Extracted text |
Overall, 76% of all admissions required at least one trip to the operating theatre. More than 50% of children going to theatre required multiple procedures but it was the burns patients who required the most interventions. Surgical procedures performed on children were in keeping with battle-field trauma surgery for adults and military personnel. The time taken from admission to the ED to the operating theatre for patients with critical injuries (NISS of ≥25) was a median of 37 minutes. This included resuscitation, intubation and securing central venous access. However, this could also be as little as 5 minutes. Pre-deployment training, careful planning of the layout of the ED and operating theatres, constant exposure to major trauma and a team approach to moving the patient through the departments have facilitated the timely patient flow through the hospital.

Blood transfusion was required in 27 patients with massive transfusion occurring in 6. This shows the severity of the injuries of the children admitted to our facility. Although 33 of the 82 patients were admitted to the ICU, the median length of stay was just one night. The high requirements for the need of theatre, ICU, imaging and blood products is indicative of the high injury severity of many of these children.

Record set |
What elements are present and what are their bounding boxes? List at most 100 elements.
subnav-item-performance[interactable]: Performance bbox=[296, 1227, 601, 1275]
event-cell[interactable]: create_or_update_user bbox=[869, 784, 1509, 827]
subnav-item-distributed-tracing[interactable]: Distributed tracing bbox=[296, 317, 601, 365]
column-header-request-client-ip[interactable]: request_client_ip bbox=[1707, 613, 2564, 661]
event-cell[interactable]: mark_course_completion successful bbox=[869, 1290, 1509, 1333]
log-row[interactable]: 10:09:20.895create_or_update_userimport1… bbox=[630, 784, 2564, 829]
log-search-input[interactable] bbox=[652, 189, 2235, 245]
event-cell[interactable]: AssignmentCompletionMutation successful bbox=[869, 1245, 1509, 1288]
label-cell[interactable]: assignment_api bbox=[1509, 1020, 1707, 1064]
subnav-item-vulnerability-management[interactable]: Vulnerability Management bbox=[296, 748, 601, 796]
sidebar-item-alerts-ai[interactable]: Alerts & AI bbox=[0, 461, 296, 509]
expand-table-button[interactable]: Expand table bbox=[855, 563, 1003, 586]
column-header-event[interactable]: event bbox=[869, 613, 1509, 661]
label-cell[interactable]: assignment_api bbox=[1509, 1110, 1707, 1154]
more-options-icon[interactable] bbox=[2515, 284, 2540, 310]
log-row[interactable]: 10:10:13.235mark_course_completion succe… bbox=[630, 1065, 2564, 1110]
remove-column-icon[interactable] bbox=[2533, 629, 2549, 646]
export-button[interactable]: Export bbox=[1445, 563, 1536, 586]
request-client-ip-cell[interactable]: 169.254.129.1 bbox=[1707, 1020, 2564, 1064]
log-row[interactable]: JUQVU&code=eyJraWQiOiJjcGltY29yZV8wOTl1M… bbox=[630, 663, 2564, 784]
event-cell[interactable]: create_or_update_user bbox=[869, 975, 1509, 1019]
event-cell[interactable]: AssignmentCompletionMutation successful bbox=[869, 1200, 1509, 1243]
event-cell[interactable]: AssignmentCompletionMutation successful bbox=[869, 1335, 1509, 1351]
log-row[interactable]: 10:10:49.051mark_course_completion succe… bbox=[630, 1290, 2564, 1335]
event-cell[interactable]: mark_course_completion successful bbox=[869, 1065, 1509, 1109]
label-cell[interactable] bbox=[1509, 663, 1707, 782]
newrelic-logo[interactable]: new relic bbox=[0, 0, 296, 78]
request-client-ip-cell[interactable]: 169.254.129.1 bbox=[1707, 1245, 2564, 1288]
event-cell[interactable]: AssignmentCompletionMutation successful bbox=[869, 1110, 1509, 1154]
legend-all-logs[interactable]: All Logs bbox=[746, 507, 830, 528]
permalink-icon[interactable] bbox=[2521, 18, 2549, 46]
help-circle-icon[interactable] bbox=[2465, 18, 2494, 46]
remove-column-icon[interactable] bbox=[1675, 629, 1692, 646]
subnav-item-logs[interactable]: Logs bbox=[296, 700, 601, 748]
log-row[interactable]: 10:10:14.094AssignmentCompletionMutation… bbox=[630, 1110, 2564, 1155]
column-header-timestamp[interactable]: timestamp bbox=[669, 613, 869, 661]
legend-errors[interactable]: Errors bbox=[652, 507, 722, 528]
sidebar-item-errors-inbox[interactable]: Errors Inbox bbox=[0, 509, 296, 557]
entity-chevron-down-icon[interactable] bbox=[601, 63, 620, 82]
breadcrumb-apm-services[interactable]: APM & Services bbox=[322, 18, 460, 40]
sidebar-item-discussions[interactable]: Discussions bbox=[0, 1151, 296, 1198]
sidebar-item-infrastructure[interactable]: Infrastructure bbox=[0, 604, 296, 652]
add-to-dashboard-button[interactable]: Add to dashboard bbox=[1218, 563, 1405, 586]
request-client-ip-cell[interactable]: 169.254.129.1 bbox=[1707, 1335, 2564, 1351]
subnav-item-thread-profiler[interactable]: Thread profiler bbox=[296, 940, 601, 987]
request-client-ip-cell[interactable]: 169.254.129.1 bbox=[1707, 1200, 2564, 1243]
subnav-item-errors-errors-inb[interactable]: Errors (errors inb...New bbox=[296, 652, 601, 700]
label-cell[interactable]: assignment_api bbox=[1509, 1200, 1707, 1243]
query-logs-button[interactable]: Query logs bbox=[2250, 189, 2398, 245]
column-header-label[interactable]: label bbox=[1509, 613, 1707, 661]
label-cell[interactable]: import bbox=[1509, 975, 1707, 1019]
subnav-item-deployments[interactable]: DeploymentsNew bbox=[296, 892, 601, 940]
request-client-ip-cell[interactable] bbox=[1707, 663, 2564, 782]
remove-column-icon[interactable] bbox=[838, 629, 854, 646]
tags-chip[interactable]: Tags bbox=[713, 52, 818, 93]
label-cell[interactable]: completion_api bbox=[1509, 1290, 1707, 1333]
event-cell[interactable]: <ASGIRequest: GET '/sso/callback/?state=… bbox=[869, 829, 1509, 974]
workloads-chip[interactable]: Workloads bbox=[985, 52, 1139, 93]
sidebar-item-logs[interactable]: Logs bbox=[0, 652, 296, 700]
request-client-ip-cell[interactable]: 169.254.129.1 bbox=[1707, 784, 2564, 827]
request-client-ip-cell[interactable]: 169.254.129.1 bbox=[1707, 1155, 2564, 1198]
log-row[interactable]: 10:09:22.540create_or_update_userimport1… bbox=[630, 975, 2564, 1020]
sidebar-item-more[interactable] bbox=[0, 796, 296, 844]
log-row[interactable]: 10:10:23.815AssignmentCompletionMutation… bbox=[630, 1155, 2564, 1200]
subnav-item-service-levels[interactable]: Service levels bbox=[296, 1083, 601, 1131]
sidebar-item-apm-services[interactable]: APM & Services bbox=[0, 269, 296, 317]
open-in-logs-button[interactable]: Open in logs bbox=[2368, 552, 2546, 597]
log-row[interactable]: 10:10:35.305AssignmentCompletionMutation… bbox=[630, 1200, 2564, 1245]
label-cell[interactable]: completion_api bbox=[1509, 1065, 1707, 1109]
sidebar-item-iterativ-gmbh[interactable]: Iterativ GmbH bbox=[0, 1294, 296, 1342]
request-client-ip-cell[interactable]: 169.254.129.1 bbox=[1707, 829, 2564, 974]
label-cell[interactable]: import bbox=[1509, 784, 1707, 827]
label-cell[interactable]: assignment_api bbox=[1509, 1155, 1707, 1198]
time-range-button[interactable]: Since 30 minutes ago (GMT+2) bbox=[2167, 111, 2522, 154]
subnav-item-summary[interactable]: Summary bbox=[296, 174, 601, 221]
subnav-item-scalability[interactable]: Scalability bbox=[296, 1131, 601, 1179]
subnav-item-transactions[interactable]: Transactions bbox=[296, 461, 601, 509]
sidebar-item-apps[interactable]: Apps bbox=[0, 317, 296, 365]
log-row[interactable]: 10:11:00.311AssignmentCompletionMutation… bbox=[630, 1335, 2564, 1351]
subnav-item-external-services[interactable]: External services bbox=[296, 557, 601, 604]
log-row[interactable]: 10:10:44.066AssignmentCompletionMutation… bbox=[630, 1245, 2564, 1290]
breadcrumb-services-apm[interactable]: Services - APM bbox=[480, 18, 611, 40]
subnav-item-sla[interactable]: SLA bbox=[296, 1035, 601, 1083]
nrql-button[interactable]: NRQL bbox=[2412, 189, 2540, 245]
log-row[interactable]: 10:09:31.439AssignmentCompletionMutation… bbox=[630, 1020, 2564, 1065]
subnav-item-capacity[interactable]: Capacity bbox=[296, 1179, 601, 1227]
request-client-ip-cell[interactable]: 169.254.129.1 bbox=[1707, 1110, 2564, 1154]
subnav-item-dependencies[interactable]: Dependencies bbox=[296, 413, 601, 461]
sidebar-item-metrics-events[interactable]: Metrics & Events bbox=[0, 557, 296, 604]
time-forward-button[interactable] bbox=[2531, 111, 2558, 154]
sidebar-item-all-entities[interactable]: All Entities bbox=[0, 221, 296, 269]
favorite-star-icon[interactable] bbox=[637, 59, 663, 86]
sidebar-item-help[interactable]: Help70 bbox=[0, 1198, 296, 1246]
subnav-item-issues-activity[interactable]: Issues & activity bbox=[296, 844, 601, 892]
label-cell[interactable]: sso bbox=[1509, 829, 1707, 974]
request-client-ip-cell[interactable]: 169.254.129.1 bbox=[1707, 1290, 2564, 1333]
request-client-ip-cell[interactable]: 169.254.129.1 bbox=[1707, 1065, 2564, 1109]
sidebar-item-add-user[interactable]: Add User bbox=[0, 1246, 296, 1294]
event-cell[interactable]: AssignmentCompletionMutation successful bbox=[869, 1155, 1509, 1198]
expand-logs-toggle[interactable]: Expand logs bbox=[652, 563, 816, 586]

Parts of the exercise |
• a. Answer these questions from the excerpt on injured children:
(i) What share of all admissions needed at least one trip to the operating theatre?
(ii) What was the median time from admission to the ED to the operating theatre for patients with a NISS of ≥25?
(iii) How many patients needed a blood transfusion?
• b. Copy the excerpt on injured children from "Overall, 76% of" up to and including "through the hospital.", renaming "resuscitation" as "stabilization".
The entries play no part in what follows here.

Answers by item number |
• a.
(i) 76%
(ii) 37 minutes
(iii) 27

• b.
Overall, 76% of all admissions required at least one trip to the operating theatre. More than 50% of children going to theatre required multiple procedures but it was the burns patients who required the most interventions. Surgical procedures performed on children were in keeping with battle-field trauma surgery for adults and military personnel. The time taken from admission to the ED to the operating theatre for patients with critical injuries (NISS of ≥25) was a median of 37 minutes. This included stabilization, intubation and securing central venous access. However, this could also be as little as 5 minutes. Pre-deployment training, careful planning of the layout of the ED and operating theatres, constant exposure to major trauma and a team approach to moving the patient through the departments have facilitated the timely patient flow through the hospital.